**Short problem**.
Search the material below for the string "this" and extract each line that has it.

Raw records
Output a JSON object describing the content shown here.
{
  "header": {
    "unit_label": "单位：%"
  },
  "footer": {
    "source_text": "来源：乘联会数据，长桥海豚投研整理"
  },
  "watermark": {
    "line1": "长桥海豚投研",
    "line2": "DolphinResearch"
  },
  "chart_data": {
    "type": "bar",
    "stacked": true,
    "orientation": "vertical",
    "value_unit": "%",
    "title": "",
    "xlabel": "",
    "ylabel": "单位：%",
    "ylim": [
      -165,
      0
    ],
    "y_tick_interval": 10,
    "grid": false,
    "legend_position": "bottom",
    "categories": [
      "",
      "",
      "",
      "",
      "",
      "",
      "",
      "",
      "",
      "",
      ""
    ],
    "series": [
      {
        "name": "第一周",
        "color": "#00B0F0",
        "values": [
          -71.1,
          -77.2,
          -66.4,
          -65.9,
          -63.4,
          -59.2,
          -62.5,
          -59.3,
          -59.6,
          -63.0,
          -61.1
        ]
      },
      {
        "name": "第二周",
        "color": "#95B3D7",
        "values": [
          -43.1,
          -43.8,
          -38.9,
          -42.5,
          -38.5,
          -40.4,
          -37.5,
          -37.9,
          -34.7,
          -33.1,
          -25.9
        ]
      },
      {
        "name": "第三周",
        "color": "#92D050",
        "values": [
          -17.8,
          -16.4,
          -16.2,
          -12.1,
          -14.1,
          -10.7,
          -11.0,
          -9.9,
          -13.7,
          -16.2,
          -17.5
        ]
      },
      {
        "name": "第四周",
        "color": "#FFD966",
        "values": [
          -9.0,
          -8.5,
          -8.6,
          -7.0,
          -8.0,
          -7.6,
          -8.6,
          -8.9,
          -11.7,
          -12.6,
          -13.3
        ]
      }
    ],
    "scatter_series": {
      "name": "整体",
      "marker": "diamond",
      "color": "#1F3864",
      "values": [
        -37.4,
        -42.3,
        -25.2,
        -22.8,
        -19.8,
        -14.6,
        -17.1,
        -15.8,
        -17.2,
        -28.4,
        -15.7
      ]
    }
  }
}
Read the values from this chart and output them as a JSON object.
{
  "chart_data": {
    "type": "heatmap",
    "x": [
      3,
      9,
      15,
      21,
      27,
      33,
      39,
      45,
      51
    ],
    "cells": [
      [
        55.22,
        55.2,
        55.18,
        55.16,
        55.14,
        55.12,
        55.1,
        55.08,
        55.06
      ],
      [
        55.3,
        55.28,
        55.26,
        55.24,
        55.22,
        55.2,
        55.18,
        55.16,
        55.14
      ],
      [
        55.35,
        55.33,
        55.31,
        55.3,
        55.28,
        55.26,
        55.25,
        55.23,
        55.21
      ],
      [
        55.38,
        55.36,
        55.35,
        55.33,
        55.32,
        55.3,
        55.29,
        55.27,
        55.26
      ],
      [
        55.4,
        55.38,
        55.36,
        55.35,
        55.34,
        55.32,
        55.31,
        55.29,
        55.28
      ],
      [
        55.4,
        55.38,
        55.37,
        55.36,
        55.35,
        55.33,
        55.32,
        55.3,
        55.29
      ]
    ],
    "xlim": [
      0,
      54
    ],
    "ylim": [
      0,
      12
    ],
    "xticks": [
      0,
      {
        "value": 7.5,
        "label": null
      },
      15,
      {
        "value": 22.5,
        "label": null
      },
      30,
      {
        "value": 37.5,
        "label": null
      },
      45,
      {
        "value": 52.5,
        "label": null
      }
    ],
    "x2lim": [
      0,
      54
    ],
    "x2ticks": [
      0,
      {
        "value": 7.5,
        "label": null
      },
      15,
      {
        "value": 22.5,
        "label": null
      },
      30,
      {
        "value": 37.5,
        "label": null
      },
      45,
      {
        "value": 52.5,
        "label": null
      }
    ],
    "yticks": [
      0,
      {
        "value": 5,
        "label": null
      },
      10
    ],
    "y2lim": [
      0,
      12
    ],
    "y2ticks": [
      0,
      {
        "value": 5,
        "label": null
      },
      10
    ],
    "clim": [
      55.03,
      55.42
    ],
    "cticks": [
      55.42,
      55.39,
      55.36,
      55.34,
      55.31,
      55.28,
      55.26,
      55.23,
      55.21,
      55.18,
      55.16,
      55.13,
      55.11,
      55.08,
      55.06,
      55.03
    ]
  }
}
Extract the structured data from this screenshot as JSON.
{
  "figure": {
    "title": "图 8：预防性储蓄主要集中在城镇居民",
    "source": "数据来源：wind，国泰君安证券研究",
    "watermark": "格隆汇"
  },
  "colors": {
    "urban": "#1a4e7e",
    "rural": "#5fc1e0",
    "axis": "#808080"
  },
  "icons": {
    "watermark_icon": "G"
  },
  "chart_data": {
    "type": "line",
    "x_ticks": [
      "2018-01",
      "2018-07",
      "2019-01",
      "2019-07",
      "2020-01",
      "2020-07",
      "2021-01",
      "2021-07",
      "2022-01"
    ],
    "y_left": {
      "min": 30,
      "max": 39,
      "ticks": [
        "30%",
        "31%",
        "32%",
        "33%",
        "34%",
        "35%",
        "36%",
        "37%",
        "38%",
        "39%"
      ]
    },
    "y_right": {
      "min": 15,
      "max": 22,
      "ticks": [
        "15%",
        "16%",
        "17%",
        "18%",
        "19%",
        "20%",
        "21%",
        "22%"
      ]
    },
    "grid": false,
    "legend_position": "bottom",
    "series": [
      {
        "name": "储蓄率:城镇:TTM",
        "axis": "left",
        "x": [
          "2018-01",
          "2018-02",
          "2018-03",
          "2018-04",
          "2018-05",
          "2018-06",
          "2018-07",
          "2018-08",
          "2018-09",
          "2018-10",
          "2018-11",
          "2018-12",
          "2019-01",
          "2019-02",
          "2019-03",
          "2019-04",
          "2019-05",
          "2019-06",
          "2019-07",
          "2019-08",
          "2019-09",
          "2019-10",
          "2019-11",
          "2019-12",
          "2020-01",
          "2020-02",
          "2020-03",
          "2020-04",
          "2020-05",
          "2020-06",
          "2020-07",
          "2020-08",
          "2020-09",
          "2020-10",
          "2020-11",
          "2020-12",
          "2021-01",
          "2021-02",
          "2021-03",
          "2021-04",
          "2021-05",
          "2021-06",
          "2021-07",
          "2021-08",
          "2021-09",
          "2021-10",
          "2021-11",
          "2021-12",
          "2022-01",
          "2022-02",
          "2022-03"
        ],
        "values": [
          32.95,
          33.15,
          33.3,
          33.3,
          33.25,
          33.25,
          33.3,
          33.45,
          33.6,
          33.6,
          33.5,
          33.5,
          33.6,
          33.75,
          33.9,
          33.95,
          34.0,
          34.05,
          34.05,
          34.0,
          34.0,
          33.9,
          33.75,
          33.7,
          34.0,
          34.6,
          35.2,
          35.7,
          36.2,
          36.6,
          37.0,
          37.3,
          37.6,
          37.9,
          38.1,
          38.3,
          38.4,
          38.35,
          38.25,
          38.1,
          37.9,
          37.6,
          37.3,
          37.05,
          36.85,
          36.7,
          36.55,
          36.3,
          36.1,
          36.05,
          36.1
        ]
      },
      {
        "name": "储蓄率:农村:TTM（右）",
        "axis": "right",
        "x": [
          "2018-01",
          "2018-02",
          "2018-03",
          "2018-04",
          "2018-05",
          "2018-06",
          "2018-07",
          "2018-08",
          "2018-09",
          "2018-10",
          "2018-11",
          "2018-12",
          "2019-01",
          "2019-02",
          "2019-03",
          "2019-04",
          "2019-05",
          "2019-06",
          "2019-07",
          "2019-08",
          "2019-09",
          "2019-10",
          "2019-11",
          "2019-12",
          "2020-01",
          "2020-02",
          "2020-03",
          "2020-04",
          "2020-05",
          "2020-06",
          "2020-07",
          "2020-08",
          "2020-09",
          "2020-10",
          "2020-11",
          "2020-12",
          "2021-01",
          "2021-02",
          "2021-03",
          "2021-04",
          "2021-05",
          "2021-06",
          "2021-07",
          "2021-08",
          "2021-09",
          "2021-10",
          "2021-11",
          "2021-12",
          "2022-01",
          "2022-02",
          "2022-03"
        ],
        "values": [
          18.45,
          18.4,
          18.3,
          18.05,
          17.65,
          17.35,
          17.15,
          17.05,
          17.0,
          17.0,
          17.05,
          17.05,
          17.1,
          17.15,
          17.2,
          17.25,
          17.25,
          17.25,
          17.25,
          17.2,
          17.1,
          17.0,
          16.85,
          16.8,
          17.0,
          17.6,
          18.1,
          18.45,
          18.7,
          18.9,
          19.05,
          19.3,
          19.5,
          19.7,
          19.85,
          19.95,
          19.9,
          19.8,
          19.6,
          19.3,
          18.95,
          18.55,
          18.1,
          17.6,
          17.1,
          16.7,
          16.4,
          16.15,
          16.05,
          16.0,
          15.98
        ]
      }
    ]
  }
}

**Exercise solution**.
Read the values from this chart and output them as a JSON object.
Extract the structured data from this screenshot as JSON.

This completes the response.